Dataset excerpts

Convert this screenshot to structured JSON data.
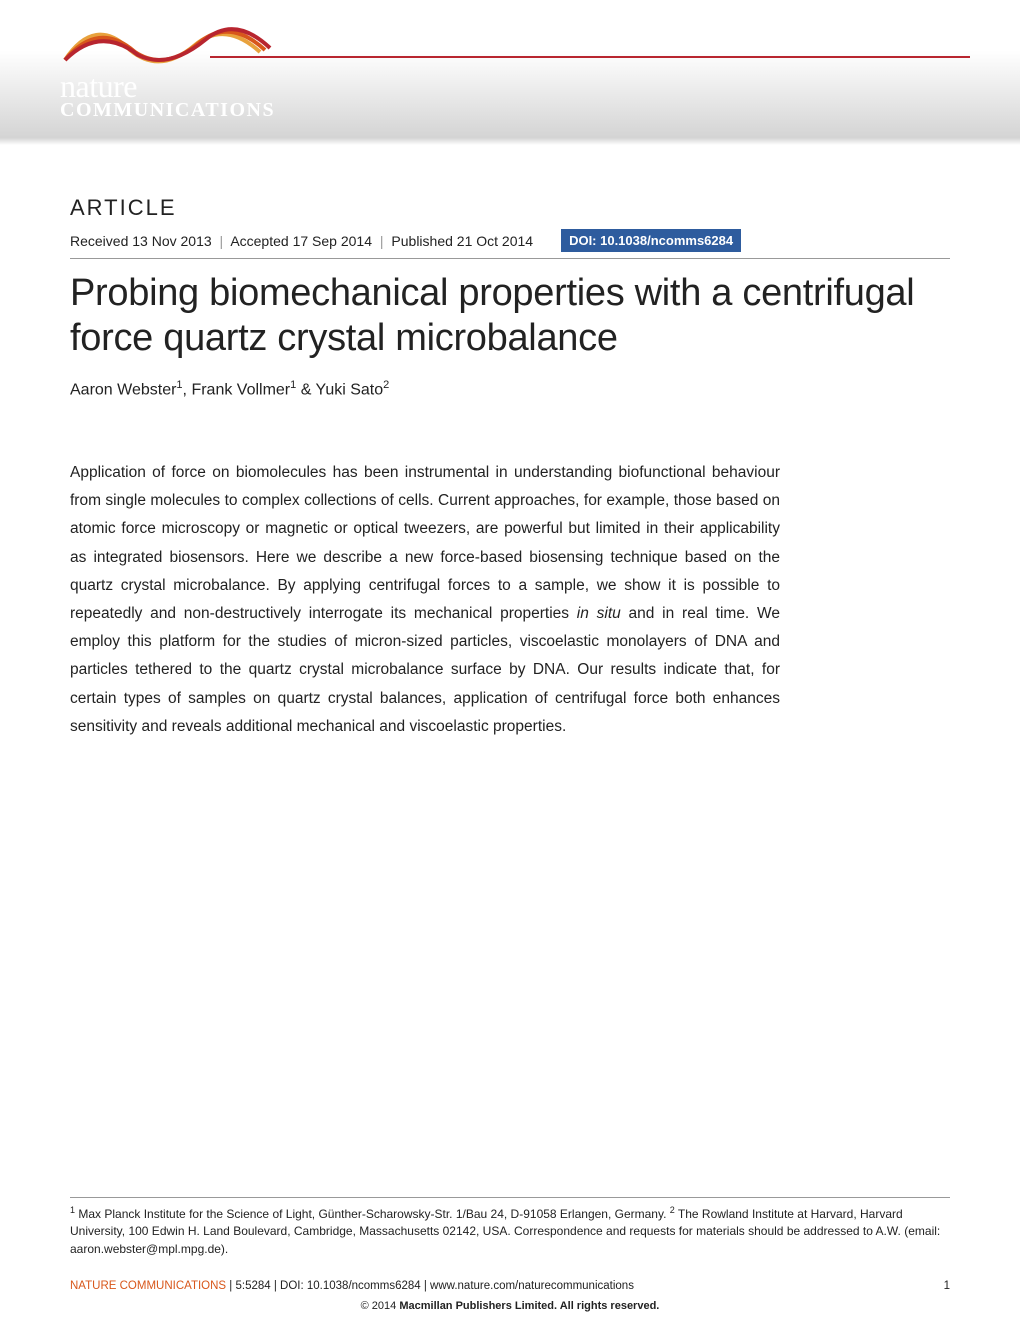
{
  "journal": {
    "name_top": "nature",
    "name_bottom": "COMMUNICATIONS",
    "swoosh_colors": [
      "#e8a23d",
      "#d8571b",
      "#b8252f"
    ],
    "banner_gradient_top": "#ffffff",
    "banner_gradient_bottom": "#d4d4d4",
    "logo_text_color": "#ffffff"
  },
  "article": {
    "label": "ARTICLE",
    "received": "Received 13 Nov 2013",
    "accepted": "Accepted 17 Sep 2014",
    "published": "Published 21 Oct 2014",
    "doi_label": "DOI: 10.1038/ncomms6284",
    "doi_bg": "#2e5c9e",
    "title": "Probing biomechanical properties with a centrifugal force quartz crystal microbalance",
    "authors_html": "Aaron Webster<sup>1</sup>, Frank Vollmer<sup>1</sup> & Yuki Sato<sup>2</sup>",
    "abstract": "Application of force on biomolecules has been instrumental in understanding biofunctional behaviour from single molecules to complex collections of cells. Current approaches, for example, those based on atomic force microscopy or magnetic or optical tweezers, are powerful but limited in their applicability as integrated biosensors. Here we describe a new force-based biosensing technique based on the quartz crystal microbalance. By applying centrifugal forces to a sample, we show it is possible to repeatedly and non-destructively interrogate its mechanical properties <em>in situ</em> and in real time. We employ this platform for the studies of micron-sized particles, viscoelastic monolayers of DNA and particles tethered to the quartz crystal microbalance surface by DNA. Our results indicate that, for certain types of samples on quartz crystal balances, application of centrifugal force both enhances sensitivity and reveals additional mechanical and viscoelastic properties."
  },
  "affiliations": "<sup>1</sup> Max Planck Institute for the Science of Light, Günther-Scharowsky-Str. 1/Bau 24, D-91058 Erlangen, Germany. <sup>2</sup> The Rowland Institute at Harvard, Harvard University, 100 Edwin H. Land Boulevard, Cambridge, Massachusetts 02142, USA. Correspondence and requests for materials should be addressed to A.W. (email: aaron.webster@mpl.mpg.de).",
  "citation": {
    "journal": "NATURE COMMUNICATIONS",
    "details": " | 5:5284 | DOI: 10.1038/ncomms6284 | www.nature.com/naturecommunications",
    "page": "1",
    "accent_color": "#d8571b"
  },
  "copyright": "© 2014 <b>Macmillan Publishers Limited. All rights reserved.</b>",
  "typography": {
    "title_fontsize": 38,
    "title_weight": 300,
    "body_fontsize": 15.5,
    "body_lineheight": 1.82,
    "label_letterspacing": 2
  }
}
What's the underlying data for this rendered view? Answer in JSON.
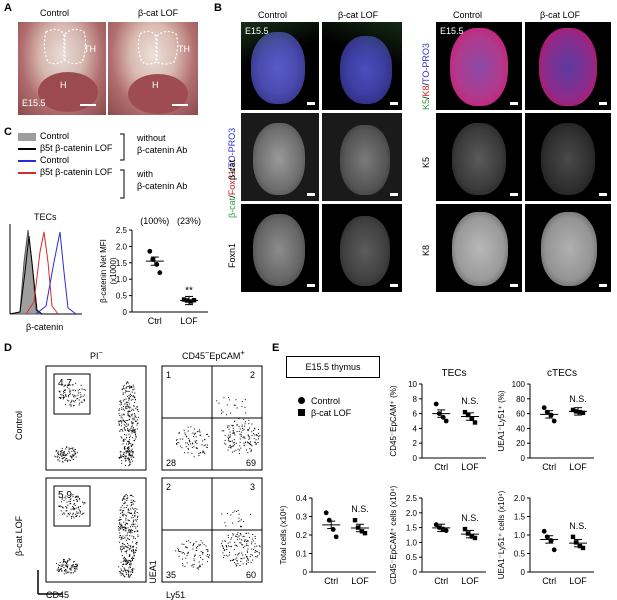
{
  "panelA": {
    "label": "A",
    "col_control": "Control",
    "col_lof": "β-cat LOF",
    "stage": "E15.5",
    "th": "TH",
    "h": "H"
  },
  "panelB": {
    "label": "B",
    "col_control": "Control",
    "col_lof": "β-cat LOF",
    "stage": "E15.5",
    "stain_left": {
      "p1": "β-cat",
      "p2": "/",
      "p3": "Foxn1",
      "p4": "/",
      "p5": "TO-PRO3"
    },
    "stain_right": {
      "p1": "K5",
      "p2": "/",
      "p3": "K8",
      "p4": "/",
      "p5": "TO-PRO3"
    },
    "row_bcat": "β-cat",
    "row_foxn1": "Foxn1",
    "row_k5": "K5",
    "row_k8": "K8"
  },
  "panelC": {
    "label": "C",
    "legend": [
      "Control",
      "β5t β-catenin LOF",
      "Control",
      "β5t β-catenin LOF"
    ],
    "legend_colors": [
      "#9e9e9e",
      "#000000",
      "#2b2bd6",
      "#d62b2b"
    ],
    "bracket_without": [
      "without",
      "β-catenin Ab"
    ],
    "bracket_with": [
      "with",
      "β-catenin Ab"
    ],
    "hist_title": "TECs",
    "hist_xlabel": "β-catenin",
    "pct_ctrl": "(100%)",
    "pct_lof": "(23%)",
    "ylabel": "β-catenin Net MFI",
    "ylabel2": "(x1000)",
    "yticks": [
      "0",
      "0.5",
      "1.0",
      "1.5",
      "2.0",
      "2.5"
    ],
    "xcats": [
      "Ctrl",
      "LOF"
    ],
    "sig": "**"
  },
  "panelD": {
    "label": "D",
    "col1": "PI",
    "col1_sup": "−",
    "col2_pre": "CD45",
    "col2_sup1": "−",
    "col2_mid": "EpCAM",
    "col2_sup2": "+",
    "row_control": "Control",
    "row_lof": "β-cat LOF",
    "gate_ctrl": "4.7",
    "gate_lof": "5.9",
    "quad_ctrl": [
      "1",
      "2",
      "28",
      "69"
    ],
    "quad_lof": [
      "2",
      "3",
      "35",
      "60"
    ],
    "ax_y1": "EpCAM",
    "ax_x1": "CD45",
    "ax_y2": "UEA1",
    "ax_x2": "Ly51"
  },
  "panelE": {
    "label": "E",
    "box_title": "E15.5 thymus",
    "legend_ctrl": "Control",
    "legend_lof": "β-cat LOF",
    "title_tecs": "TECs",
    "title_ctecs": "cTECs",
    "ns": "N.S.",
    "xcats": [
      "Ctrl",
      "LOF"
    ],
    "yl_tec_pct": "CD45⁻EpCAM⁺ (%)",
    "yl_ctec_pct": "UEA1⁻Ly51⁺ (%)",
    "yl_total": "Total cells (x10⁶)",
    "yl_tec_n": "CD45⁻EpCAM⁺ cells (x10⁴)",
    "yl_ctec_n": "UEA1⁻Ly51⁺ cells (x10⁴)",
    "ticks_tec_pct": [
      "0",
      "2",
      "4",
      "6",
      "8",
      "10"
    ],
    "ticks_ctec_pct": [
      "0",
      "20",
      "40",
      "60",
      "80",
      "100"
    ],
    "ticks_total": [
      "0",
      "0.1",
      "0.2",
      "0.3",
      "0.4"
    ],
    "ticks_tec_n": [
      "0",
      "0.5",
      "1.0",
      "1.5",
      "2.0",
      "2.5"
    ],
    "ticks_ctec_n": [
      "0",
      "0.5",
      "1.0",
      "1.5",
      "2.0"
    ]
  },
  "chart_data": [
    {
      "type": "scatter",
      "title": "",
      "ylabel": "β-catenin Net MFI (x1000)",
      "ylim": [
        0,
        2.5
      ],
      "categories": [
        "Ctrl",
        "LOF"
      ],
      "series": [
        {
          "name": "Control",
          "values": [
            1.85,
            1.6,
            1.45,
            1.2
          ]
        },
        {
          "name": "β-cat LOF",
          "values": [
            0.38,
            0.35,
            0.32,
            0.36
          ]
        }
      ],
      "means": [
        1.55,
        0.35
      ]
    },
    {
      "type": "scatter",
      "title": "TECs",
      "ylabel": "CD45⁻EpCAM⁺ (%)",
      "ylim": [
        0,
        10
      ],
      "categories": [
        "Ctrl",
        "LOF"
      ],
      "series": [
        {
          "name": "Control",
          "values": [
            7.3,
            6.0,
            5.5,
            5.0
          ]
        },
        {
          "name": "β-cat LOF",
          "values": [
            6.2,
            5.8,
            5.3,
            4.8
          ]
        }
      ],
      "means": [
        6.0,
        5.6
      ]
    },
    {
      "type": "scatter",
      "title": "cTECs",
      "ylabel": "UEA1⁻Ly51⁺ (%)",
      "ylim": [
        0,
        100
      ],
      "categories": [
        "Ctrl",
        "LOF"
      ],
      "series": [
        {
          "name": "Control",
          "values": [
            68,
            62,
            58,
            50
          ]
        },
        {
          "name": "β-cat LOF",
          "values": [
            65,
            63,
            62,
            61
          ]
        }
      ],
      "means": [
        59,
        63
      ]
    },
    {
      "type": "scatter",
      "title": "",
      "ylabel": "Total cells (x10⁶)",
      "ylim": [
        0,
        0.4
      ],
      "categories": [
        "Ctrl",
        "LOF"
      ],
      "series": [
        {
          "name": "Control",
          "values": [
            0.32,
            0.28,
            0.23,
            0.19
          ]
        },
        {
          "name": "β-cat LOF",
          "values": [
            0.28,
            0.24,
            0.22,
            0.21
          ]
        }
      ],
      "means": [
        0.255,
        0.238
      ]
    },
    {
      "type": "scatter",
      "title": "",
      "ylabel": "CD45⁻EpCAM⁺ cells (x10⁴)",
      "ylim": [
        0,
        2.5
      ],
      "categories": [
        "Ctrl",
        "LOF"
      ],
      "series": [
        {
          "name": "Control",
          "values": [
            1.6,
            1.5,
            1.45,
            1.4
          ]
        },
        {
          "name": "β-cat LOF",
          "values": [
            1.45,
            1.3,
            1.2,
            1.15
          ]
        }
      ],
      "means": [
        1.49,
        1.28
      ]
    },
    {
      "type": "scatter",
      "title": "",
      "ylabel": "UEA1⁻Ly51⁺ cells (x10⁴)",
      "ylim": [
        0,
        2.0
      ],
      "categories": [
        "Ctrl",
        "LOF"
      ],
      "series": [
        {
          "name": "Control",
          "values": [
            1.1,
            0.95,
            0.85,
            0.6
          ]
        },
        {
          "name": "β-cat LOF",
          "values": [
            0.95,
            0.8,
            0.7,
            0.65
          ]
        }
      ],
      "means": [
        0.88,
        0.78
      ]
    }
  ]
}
---
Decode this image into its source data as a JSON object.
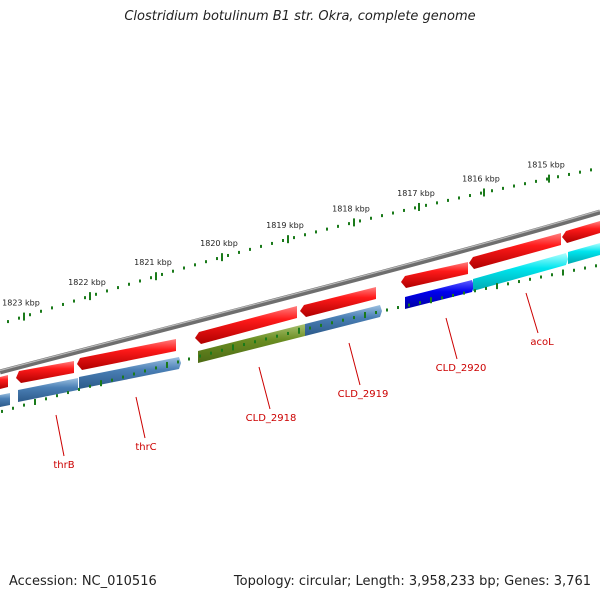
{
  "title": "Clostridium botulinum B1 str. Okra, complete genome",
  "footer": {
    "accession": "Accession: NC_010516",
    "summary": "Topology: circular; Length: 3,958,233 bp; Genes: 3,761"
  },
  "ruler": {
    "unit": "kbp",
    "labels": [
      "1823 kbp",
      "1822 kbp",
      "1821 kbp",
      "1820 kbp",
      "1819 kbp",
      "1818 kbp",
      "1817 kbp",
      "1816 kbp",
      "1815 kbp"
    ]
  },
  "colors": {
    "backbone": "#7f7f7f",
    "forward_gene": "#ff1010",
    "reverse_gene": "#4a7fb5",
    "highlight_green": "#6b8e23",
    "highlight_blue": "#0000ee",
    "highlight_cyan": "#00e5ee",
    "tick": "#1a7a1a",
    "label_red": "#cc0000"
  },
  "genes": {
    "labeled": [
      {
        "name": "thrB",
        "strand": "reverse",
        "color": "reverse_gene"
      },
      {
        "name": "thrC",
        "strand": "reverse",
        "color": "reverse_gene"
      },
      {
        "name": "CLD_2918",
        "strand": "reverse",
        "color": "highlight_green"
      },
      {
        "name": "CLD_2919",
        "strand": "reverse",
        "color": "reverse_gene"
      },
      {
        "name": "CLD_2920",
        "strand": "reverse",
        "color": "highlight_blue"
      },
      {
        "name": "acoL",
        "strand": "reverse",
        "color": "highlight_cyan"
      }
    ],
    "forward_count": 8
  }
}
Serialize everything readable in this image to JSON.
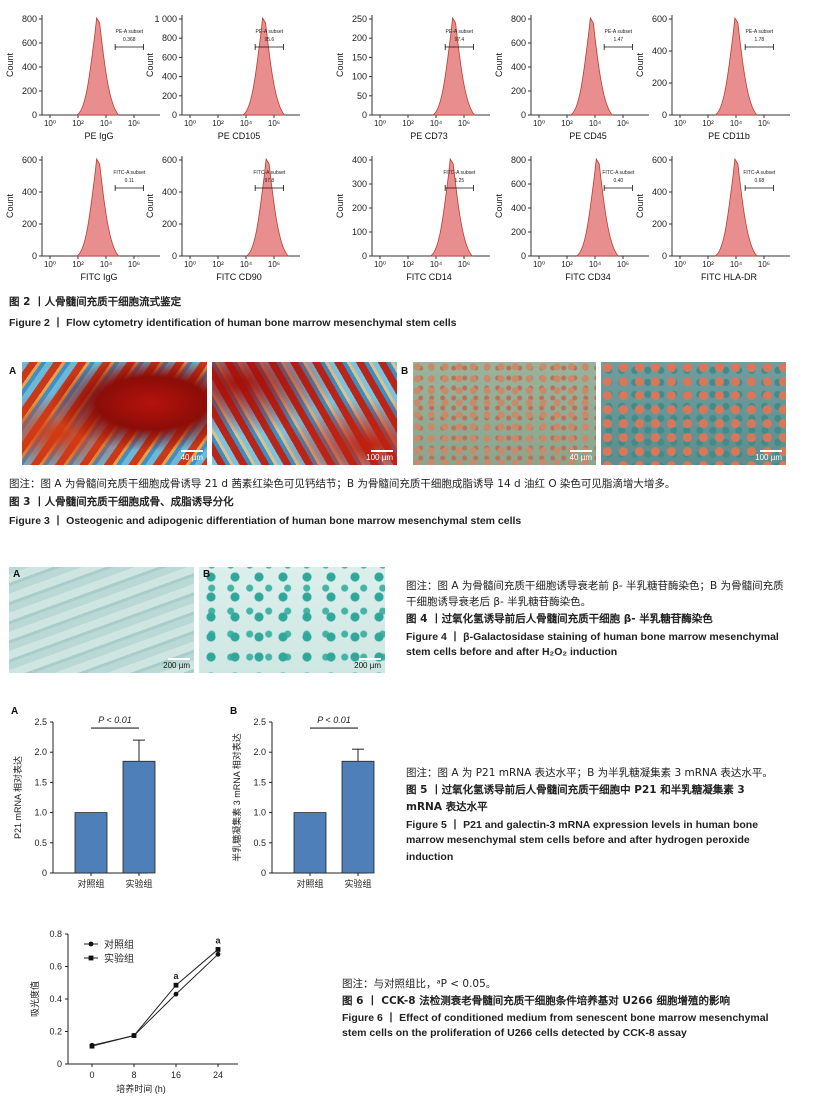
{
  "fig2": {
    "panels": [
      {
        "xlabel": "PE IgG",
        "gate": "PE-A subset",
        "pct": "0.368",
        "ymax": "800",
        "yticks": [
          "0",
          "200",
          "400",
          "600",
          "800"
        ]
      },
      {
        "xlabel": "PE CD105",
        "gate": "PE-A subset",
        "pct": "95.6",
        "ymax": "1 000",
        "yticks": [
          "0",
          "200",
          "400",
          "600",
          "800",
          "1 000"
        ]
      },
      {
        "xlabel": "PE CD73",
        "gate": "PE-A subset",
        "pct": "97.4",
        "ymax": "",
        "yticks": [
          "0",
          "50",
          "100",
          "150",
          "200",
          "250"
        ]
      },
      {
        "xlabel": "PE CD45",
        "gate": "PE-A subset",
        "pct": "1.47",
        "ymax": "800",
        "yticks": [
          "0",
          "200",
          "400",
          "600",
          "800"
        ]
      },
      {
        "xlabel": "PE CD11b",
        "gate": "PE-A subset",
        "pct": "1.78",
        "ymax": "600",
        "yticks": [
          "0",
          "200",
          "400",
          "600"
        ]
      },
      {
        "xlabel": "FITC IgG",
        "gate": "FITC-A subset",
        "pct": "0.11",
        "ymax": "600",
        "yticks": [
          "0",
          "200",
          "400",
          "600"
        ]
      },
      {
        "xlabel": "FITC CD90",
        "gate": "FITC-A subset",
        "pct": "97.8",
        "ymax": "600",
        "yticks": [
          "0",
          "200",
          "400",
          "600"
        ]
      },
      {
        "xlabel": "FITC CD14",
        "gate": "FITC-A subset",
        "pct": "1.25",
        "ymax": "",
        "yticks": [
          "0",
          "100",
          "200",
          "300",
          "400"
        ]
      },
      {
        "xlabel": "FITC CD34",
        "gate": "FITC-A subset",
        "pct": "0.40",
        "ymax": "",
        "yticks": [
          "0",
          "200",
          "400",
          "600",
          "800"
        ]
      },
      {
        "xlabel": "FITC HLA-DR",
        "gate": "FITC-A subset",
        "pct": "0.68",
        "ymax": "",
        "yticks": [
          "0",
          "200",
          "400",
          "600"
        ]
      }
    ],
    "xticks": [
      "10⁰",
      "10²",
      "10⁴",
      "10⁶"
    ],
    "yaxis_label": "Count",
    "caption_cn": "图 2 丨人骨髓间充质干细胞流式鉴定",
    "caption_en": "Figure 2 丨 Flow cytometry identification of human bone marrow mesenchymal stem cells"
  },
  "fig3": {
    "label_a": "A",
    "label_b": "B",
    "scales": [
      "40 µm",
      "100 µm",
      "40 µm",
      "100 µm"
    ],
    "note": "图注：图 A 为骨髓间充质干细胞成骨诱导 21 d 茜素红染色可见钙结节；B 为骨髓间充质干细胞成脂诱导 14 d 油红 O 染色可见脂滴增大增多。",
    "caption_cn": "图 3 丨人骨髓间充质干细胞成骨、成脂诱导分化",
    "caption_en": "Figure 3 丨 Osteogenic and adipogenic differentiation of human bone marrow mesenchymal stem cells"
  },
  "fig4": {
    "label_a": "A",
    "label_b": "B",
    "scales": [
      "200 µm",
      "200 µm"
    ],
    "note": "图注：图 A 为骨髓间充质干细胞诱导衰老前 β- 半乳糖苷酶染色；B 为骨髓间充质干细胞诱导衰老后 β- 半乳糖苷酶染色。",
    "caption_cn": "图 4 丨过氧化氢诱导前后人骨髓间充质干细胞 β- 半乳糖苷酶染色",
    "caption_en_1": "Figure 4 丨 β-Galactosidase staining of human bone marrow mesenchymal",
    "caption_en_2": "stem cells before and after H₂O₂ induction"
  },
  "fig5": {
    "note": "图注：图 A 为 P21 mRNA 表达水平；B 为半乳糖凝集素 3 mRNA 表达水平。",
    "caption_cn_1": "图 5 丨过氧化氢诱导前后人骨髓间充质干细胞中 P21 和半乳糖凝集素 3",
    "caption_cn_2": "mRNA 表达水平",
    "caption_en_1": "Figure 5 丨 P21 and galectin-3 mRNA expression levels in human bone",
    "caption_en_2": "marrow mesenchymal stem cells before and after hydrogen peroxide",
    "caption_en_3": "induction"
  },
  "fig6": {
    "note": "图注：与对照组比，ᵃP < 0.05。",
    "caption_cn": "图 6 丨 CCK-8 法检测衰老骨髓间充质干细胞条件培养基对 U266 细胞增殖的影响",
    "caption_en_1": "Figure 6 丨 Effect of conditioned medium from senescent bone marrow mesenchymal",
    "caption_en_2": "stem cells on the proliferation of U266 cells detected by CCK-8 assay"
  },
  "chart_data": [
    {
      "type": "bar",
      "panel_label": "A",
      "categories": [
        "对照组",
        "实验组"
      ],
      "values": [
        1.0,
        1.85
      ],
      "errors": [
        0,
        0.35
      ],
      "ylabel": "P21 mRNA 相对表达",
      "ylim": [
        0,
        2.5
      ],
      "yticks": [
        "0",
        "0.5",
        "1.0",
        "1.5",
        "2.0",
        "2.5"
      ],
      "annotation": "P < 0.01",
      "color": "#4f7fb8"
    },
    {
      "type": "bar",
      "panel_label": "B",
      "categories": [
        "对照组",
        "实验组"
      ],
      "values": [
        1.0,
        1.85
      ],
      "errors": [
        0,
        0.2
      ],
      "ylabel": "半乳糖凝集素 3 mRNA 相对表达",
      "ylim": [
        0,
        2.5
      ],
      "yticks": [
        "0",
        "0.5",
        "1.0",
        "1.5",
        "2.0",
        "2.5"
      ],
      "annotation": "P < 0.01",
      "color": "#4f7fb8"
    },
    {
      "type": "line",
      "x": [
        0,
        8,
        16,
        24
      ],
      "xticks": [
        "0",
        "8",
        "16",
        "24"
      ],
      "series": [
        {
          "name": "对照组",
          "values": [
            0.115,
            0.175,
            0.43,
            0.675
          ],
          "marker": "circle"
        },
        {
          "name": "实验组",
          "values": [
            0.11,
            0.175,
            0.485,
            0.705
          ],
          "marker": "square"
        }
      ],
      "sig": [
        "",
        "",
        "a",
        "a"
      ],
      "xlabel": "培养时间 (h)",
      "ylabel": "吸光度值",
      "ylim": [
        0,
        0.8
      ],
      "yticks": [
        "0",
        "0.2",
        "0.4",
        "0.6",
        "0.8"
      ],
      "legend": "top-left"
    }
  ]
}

Exercise directions:
From the entries above, list each line with "journal" in it.

Expected answer:
  "journal": {
    "journal": "NATURE COMMUNICATIONS",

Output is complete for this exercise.